Every record below should be transcribed exactly. Omit the images.

:: RECORDS FOR THIS TASK

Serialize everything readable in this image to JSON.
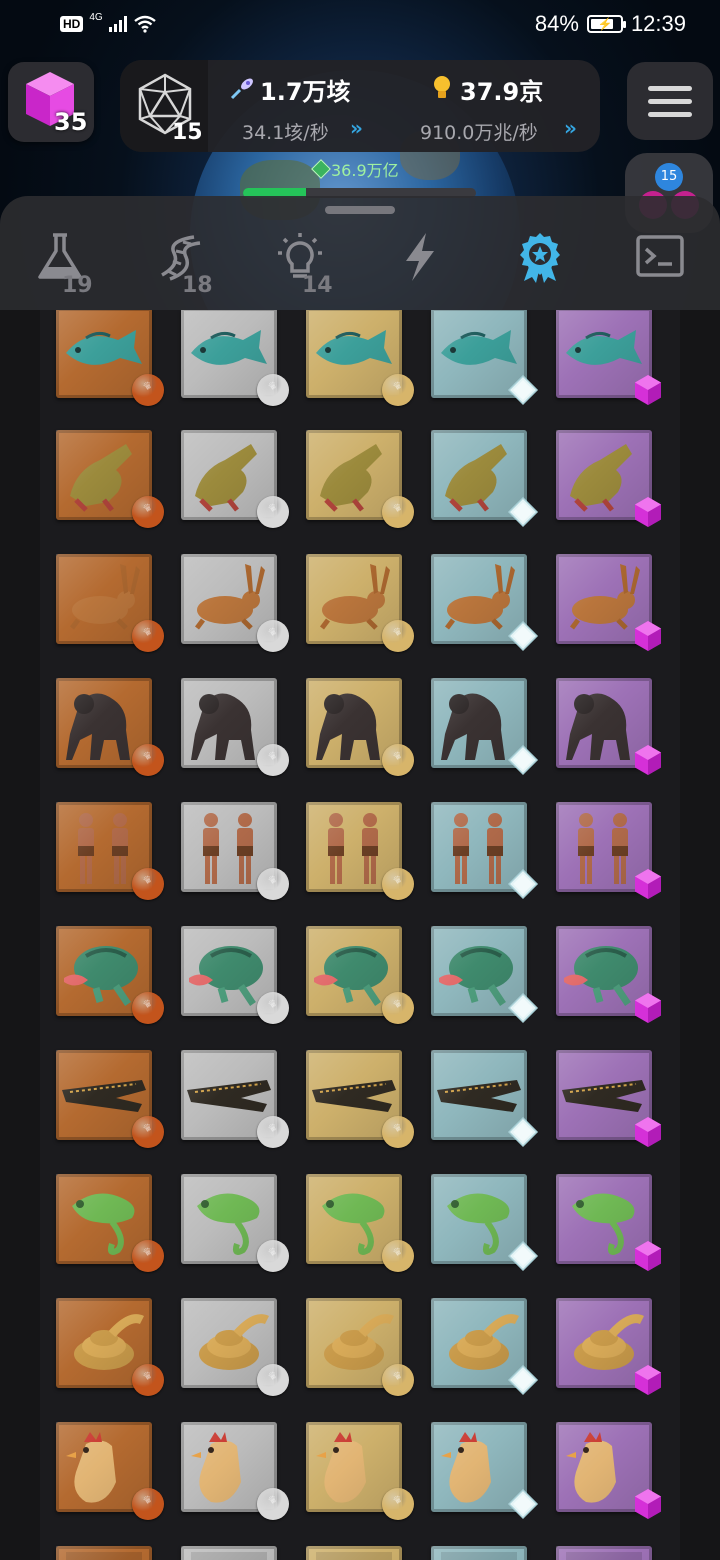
{
  "status_bar": {
    "network_badge": "HD",
    "network_type": "4G",
    "battery": "84%",
    "time": "12:39"
  },
  "header": {
    "cube_count": "35",
    "d20_count": "15",
    "resource_primary_value": "1.7万垓",
    "resource_primary_rate": "34.1垓/秒",
    "resource_secondary_value": "37.9京",
    "resource_secondary_rate": "910.0万兆/秒",
    "gem_total": "36.9万亿",
    "progress_fraction": 0.27,
    "avatar_badge": "15"
  },
  "tabs": [
    {
      "icon": "flask-icon",
      "count": "19",
      "active": false
    },
    {
      "icon": "dna-icon",
      "count": "18",
      "active": false
    },
    {
      "icon": "lightbulb-icon",
      "count": "14",
      "active": false
    },
    {
      "icon": "lightning-icon",
      "count": "",
      "active": false
    },
    {
      "icon": "achievement-medal-icon",
      "count": "",
      "active": true
    },
    {
      "icon": "terminal-icon",
      "count": "",
      "active": false
    }
  ],
  "tiers": [
    {
      "name": "bronze",
      "bg": "#b46a30",
      "badge": "#c3541c",
      "badge_shape": "circle"
    },
    {
      "name": "silver",
      "bg": "#bcbcbc",
      "badge": "#d9d9d9",
      "badge_shape": "circle"
    },
    {
      "name": "gold",
      "bg": "#cdb06b",
      "badge": "#d7b56a",
      "badge_shape": "circle"
    },
    {
      "name": "diamond",
      "bg": "#8fb7bd",
      "badge": "#e4f4f6",
      "badge_shape": "diamond"
    },
    {
      "name": "amethyst",
      "bg": "#9d71b6",
      "badge": "#d530d8",
      "badge_shape": "hexagon"
    }
  ],
  "animals": [
    "fish",
    "tetrapod",
    "rabbit",
    "gorilla",
    "humans",
    "turtle",
    "crocodile",
    "chameleon",
    "snake",
    "chicken",
    "next"
  ],
  "colors": {
    "accent_blue": "#34a5e0",
    "progress_green": "#25c459",
    "medal_blue": "#42b6e8"
  }
}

::::

_TASK RESULT_
Serialize everything readable in this image to JSON.
{
  "status_bar": {
    "network_badge": "HD",
    "network_type": "4G",
    "battery": "84%",
    "time": "12:39"
  },
  "header": {
    "cube_count": "35",
    "d20_count": "15",
    "resource_primary_value": "1.7万垓",
    "resource_primary_rate": "34.1垓/秒",
    "resource_secondary_value": "37.9京",
    "resource_secondary_rate": "910.0万兆/秒",
    "gem_total": "36.9万亿",
    "progress_fraction": 0.27,
    "avatar_badge": "15"
  },
  "tabs": [
    {
      "icon": "flask-icon",
      "count": "19",
      "active": false
    },
    {
      "icon": "dna-icon",
      "count": "18",
      "active": false
    },
    {
      "icon": "lightbulb-icon",
      "count": "14",
      "active": false
    },
    {
      "icon": "lightning-icon",
      "count": "",
      "active": false
    },
    {
      "icon": "achievement-medal-icon",
      "count": "",
      "active": true
    },
    {
      "icon": "terminal-icon",
      "count": "",
      "active": false
    }
  ],
  "tiers": [
    {
      "name": "bronze",
      "bg": "#b46a30",
      "badge": "#c3541c",
      "badge_shape": "circle"
    },
    {
      "name": "silver",
      "bg": "#bcbcbc",
      "badge": "#d9d9d9",
      "badge_shape": "circle"
    },
    {
      "name": "gold",
      "bg": "#cdb06b",
      "badge": "#d7b56a",
      "badge_shape": "circle"
    },
    {
      "name": "diamond",
      "bg": "#8fb7bd",
      "badge": "#e4f4f6",
      "badge_shape": "diamond"
    },
    {
      "name": "amethyst",
      "bg": "#9d71b6",
      "badge": "#d530d8",
      "badge_shape": "hexagon"
    }
  ],
  "animals": [
    "fish",
    "tetrapod",
    "rabbit",
    "gorilla",
    "humans",
    "turtle",
    "crocodile",
    "chameleon",
    "snake",
    "chicken",
    "next"
  ],
  "colors": {
    "accent_blue": "#34a5e0",
    "progress_green": "#25c459",
    "medal_blue": "#42b6e8"
  }
}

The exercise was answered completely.